§ **Task**:
Scan the records for the word "this". Copy each line that includes it.
BEGIN Data provided
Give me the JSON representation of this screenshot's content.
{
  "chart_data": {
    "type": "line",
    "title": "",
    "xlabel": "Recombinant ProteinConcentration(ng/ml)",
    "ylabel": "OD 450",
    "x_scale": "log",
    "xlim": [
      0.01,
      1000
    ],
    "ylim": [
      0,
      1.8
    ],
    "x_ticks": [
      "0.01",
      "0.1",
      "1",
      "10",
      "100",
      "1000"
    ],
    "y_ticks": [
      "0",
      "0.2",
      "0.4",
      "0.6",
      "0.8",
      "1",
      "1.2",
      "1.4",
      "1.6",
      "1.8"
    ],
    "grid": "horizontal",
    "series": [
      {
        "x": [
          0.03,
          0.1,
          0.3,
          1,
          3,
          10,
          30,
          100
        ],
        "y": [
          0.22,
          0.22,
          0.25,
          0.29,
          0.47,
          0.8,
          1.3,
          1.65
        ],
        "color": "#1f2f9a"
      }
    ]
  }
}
END Data provided
BEGIN Data provided
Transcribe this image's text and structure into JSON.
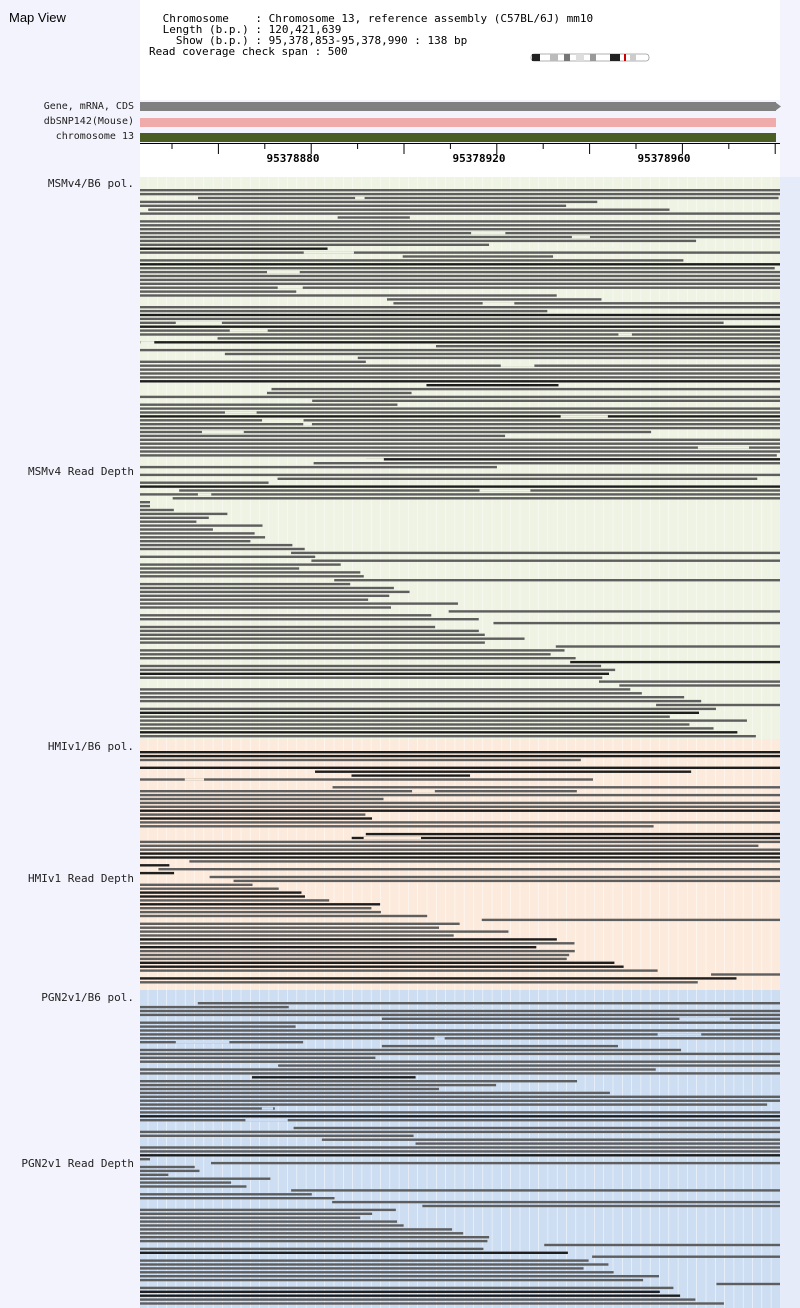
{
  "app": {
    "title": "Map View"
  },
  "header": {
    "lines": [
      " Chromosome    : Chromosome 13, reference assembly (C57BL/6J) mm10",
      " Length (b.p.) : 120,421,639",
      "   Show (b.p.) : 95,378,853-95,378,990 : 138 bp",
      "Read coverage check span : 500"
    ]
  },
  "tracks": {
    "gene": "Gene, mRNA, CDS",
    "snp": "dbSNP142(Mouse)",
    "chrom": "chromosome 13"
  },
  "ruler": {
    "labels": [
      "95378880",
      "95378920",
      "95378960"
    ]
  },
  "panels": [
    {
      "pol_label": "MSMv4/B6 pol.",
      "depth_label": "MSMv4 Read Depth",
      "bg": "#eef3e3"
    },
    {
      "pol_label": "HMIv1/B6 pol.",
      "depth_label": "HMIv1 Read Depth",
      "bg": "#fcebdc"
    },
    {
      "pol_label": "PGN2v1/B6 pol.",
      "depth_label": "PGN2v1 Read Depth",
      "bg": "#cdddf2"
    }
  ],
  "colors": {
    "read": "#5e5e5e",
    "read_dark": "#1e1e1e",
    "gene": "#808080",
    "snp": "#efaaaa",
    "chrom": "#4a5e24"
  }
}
END Data provided
§ **Response box**:
Give me the JSON representation of this screenshot's content.
Transcribe this image's text and structure into JSON.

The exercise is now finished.